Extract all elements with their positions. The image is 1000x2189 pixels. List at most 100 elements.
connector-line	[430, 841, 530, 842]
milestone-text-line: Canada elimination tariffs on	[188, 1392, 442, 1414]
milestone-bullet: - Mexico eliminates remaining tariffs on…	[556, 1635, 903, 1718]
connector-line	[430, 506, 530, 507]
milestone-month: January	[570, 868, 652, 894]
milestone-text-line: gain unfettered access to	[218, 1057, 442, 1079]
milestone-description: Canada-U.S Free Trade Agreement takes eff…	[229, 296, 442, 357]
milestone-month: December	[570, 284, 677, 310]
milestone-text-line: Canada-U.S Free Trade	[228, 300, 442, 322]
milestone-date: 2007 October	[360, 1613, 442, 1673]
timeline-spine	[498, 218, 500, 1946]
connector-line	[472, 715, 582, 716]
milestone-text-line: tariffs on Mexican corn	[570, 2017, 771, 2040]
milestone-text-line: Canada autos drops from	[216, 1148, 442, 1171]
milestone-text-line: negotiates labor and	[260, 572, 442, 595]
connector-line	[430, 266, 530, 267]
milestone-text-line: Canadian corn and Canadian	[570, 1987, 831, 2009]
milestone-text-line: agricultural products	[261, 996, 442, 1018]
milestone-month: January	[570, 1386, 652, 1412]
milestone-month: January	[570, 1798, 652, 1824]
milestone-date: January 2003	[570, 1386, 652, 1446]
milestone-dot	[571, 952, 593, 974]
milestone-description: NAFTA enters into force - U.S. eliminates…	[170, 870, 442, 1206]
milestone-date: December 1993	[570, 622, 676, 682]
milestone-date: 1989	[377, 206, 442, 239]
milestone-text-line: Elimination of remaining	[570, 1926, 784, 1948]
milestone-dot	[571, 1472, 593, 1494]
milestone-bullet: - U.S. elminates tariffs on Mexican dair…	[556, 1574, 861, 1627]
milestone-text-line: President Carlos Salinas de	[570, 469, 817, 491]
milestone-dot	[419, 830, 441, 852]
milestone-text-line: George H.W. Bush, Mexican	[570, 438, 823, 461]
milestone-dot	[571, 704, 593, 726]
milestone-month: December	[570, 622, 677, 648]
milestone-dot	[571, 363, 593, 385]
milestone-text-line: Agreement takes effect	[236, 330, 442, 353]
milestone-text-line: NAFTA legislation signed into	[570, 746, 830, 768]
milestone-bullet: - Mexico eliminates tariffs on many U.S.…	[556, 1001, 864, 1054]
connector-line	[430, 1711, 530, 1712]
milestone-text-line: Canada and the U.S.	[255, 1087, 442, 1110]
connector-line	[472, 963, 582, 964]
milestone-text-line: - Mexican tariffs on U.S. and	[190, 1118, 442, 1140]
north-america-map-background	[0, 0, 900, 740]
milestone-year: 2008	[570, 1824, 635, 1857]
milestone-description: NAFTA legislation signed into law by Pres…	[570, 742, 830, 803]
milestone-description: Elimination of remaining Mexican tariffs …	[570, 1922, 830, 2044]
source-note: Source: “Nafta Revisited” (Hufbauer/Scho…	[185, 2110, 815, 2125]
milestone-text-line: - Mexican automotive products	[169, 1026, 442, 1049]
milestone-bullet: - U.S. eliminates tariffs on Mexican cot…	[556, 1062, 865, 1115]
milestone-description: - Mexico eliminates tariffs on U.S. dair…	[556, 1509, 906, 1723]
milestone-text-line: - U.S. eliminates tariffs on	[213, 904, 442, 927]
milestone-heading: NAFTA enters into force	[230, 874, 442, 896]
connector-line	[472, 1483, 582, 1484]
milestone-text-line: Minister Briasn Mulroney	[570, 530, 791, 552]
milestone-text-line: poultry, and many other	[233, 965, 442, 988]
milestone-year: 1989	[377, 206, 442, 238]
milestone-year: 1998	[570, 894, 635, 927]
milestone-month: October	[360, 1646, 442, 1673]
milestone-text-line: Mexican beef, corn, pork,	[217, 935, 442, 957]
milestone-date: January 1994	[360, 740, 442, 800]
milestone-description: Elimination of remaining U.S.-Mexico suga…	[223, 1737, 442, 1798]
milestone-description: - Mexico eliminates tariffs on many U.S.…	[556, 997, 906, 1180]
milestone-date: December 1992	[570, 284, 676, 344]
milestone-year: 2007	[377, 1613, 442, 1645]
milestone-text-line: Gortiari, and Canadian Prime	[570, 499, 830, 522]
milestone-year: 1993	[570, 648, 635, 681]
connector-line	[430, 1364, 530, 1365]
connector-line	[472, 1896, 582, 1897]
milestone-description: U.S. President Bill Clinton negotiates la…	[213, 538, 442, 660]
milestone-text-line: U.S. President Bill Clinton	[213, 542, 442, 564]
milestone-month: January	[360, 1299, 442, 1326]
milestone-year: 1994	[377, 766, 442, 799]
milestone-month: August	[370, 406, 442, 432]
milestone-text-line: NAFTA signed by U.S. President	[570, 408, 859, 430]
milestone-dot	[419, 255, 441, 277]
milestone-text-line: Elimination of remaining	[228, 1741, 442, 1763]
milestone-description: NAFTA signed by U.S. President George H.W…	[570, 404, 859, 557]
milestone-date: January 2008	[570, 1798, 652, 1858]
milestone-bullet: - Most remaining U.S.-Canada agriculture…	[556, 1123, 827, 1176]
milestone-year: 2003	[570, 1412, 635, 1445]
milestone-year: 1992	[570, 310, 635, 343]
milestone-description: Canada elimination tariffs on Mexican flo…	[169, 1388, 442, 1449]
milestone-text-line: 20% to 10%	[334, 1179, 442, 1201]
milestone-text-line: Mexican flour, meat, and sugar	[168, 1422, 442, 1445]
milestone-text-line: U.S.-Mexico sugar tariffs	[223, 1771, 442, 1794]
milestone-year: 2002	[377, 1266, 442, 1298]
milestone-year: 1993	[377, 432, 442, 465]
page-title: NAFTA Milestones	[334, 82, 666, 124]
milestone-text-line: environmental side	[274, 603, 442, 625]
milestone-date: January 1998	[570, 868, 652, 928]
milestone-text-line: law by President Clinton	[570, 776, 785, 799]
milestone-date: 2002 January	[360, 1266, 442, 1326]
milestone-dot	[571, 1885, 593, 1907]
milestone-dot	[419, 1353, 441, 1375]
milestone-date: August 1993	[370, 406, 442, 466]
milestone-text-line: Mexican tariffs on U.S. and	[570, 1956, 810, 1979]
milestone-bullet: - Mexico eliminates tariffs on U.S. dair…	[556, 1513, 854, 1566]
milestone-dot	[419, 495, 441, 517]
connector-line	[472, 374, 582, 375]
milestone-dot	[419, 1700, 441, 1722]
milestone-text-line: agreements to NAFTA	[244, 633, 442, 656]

[What is required] Count the rows above that contain the string "George", matching case exactly, and reply with the number only.

[Complete response] 2